--- start of SOURCE RECORDS ---

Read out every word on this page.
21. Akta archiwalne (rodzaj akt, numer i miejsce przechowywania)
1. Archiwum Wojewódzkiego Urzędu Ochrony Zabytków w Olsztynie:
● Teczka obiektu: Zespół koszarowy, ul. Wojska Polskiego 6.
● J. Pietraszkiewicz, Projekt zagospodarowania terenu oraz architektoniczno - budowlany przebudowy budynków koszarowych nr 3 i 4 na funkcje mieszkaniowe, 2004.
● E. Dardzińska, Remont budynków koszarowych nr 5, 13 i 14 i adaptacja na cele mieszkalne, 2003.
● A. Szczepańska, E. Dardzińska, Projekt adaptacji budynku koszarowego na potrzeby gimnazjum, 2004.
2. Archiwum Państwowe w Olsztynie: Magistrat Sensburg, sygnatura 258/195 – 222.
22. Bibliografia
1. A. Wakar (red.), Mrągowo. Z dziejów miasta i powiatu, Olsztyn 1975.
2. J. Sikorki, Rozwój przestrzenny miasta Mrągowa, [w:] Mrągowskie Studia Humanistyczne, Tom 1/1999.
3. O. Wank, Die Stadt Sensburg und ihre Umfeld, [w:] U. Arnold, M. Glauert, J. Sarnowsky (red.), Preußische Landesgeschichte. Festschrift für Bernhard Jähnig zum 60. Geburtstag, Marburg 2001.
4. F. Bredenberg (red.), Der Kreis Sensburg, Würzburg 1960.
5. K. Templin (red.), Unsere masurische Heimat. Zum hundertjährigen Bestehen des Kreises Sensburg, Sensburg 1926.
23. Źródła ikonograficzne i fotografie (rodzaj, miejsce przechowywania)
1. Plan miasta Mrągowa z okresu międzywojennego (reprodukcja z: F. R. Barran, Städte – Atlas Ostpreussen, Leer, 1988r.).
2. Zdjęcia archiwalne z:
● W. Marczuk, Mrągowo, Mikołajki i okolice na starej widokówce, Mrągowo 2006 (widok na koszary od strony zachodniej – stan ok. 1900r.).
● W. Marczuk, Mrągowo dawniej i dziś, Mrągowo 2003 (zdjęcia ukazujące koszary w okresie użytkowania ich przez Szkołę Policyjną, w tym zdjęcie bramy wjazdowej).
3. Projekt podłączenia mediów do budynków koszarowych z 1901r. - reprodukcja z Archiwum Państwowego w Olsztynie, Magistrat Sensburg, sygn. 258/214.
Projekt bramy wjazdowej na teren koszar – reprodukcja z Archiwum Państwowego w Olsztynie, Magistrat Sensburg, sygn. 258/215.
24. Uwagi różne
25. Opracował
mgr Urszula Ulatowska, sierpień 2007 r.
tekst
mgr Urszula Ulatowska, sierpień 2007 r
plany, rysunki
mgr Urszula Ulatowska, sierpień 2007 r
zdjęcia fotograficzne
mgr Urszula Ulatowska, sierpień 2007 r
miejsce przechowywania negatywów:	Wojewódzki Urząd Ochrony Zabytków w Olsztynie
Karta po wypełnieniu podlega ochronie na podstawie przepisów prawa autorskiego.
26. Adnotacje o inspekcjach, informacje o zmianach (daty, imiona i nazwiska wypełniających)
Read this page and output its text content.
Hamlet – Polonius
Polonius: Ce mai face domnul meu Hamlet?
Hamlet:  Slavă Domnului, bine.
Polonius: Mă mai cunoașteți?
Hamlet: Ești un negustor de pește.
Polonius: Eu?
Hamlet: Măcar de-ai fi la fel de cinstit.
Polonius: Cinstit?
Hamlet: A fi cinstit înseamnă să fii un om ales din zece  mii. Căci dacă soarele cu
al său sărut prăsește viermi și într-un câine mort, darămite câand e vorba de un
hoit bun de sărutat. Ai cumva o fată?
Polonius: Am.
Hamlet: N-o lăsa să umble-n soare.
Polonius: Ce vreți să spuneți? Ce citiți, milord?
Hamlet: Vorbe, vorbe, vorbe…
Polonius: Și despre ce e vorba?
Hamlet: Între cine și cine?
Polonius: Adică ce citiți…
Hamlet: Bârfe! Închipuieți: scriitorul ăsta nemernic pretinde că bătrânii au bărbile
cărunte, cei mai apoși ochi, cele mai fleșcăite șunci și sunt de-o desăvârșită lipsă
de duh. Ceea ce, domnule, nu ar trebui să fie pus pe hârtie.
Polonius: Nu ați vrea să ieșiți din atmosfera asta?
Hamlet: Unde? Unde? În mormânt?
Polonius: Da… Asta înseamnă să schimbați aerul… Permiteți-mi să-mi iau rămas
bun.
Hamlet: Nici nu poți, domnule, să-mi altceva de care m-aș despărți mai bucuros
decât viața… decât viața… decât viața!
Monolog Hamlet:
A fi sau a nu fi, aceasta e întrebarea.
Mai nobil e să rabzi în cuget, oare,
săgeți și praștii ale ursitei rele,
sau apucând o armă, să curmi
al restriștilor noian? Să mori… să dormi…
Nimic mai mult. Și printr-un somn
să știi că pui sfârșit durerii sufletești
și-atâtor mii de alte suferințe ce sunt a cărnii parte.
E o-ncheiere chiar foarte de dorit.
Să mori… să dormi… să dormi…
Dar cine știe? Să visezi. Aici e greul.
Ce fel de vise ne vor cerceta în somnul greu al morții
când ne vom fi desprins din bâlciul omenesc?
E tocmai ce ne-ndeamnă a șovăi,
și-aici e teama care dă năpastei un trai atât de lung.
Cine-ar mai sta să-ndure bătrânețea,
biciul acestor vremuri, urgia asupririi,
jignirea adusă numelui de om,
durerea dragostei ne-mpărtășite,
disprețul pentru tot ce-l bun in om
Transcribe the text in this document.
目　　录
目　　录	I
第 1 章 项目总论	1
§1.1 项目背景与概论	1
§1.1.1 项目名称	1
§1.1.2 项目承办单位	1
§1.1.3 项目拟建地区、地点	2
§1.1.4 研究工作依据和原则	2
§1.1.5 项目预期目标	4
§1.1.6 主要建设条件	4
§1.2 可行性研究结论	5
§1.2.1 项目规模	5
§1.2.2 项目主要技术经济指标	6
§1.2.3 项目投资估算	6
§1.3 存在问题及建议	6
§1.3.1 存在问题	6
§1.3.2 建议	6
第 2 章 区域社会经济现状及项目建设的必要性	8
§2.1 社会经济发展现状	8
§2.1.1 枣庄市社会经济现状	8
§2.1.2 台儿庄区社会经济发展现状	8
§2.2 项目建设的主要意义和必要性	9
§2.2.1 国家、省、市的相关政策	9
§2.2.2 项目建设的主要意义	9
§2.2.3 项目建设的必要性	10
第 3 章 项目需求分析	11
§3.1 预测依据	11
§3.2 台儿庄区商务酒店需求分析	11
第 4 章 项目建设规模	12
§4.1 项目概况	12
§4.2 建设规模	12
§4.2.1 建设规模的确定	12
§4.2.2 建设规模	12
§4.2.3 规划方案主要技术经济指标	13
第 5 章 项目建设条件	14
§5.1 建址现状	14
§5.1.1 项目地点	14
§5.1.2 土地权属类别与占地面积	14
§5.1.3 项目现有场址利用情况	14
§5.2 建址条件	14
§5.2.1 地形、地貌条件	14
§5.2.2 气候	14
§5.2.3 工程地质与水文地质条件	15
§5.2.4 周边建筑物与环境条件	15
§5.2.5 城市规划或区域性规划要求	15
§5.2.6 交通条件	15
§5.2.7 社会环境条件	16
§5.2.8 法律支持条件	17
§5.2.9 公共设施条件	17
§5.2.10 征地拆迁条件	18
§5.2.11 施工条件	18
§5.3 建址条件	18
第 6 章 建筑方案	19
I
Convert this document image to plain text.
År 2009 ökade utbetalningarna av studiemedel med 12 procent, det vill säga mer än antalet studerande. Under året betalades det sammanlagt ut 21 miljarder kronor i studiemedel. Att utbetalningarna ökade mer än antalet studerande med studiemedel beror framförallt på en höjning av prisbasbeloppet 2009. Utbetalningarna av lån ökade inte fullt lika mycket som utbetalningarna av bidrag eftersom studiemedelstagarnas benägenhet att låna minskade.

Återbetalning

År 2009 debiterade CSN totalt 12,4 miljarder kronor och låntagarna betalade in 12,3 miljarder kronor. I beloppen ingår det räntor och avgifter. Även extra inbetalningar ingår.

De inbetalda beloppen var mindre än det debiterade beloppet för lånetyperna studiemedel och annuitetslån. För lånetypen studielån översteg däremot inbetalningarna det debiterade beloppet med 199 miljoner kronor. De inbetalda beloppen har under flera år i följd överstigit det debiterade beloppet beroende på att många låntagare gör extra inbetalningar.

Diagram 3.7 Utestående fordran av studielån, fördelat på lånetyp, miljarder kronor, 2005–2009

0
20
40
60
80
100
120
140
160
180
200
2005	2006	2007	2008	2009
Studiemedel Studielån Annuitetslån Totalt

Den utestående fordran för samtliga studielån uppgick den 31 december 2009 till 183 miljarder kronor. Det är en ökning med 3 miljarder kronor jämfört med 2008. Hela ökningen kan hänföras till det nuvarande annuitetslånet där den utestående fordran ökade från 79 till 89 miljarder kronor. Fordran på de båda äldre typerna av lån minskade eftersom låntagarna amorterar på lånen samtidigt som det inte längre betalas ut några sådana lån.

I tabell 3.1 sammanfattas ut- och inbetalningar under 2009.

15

--- end of SOURCE RECORDS ---

*SET EXERCISE:*
Pick out all lines from the data above in which the word "dormi" appears.

*RESPONSE TO THIS EXERCISE:*
al restriștilor noian? Să mori… să dormi…
Să mori… să dormi… să dormi…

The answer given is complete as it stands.